Start Provided entries
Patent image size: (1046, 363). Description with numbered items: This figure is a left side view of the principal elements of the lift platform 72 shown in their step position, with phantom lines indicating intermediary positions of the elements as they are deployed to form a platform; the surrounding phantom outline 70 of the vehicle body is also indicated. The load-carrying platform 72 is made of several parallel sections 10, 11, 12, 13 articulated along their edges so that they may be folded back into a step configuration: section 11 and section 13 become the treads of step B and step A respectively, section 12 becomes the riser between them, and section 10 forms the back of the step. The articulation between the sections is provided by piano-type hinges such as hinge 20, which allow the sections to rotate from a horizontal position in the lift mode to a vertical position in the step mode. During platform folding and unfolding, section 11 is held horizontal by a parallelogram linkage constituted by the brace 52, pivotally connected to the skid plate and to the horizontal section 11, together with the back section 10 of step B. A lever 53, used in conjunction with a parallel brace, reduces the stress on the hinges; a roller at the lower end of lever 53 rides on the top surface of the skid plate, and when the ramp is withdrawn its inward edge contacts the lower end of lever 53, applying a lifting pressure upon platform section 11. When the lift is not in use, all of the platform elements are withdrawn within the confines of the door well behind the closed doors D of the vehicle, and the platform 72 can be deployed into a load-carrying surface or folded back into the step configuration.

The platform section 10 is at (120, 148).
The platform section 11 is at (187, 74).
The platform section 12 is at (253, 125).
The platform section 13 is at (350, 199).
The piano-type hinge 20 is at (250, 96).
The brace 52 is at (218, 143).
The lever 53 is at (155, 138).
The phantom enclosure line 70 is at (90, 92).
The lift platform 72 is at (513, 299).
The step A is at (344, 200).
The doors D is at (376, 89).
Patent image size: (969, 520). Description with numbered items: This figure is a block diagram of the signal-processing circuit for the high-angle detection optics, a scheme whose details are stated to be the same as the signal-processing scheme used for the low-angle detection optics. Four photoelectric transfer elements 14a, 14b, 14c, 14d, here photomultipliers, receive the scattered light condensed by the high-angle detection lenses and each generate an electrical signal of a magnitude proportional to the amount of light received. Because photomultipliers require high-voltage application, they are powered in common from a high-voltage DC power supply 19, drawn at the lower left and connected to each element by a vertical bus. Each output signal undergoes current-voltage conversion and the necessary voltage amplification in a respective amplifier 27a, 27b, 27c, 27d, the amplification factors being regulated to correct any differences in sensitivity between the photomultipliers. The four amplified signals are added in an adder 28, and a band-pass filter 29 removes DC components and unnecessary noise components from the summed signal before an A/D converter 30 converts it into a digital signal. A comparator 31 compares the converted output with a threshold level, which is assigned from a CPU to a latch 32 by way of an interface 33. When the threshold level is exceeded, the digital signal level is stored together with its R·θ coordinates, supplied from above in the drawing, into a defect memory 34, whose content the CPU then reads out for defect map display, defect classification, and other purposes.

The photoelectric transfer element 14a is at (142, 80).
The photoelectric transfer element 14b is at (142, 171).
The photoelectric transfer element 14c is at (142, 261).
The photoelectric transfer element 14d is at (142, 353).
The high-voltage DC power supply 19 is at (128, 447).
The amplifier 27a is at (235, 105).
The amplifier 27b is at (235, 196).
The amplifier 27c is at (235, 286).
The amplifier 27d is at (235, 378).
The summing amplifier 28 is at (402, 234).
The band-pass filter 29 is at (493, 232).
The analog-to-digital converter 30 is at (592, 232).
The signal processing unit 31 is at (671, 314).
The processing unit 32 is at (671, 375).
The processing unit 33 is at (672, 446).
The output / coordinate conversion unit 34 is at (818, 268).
End Provided entries
Short exercise >> Turn all of the rows above into one numbered list, with the blank lines omitted.

Completed exercise >>
1. Patent image size: (1046, 363). Description with numbered items: This figure is a left side view of the principal elements of the lift platform 72 shown in their step position, with phantom lines indicating intermediary positions of the elements as they are deployed to form a platform; the surrounding phantom outline 70 of the vehicle body is also indicated. The load-carrying platform 72 is made of several parallel sections 10, 11, 12, 13 articulated along their edges so that they may be folded back into a step configuration: section 11 and section 13 become the treads of step B and step A respectively, section 12 becomes the riser between them, and section 10 forms the back of the step. The articulation between the sections is provided by piano-type hinges such as hinge 20, which allow the sections to rotate from a horizontal position in the lift mode to a vertical position in the step mode. During platform folding and unfolding, section 11 is held horizontal by a parallelogram linkage constituted by the brace 52, pivotally connected to the skid plate and to the horizontal section 11, together with the back section 10 of step B. A lever 53, used in conjunction with a parallel brace, reduces the stress on the hinges; a roller at the lower end of lever 53 rides on the top surface of the skid plate, and when the ramp is withdrawn its inward edge contacts the lower end of lever 53, applying a lifting pressure upon platform section 11. When the lift is not in use, all of the platform elements are withdrawn within the confines of the door well behind the closed doors D of the vehicle, and the platform 72 can be deployed into a load-carrying surface or folded back into the step configuration.
2. The platform section 10 is at (120, 148).
3. The platform section 11 is at (187, 74).
4. The platform section 12 is at (253, 125).
5. The platform section 13 is at (350, 199).
6. The piano-type hinge 20 is at (250, 96).
7. The brace 52 is at (218, 143).
8. The lever 53 is at (155, 138).
9. The phantom enclosure line 70 is at (90, 92).
10. The lift platform 72 is at (513, 299).
11. The step A is at (344, 200).
12. The doors D is at (376, 89).
13. Patent image size: (969, 520). Description with numbered items: This figure is a block diagram of the signal-processing circuit for the high-angle detection optics, a scheme whose details are stated to be the same as the signal-processing scheme used for the low-angle detection optics. Four photoelectric transfer elements 14a, 14b, 14c, 14d, here photomultipliers, receive the scattered light condensed by the high-angle detection lenses and each generate an electrical signal of a magnitude proportional to the amount of light received. Because photomultipliers require high-voltage application, they are powered in common from a high-voltage DC power supply 19, drawn at the lower left and connected to each element by a vertical bus. Each output signal undergoes current-voltage conversion and the necessary voltage amplification in a respective amplifier 27a, 27b, 27c, 27d, the amplification factors being regulated to correct any differences in sensitivity between the photomultipliers. The four amplified signals are added in an adder 28, and a band-pass filter 29 removes DC components and unnecessary noise components from the summed signal before an A/D converter 30 converts it into a digital signal. A comparator 31 compares the converted output with a threshold level, which is assigned from a CPU to a latch 32 by way of an interface 33. When the threshold level is exceeded, the digital signal level is stored together with its R·θ coordinates, supplied from above in the drawing, into a defect memory 34, whose content the CPU then reads out for defect map display, defect classification, and other purposes.
14. The photoelectric transfer element 14a is at (142, 80).
15. The photoelectric transfer element 14b is at (142, 171).
16. The photoelectric transfer element 14c is at (142, 261).
17. The photoelectric transfer element 14d is at (142, 353).
18. The high-voltage DC power supply 19 is at (128, 447).
19. The amplifier 27a is at (235, 105).
20. The amplifier 27b is at (235, 196).
21. The amplifier 27c is at (235, 286).
22. The amplifier 27d is at (235, 378).
23. The summing amplifier 28 is at (402, 234).
24. The band-pass filter 29 is at (493, 232).
25. The analog-to-digital converter 30 is at (592, 232).
26. The signal processing unit 31 is at (671, 314).
27. The processing unit 32 is at (671, 375).
28. The processing unit 33 is at (672, 446).
29. The output / coordinate conversion unit 34 is at (818, 268).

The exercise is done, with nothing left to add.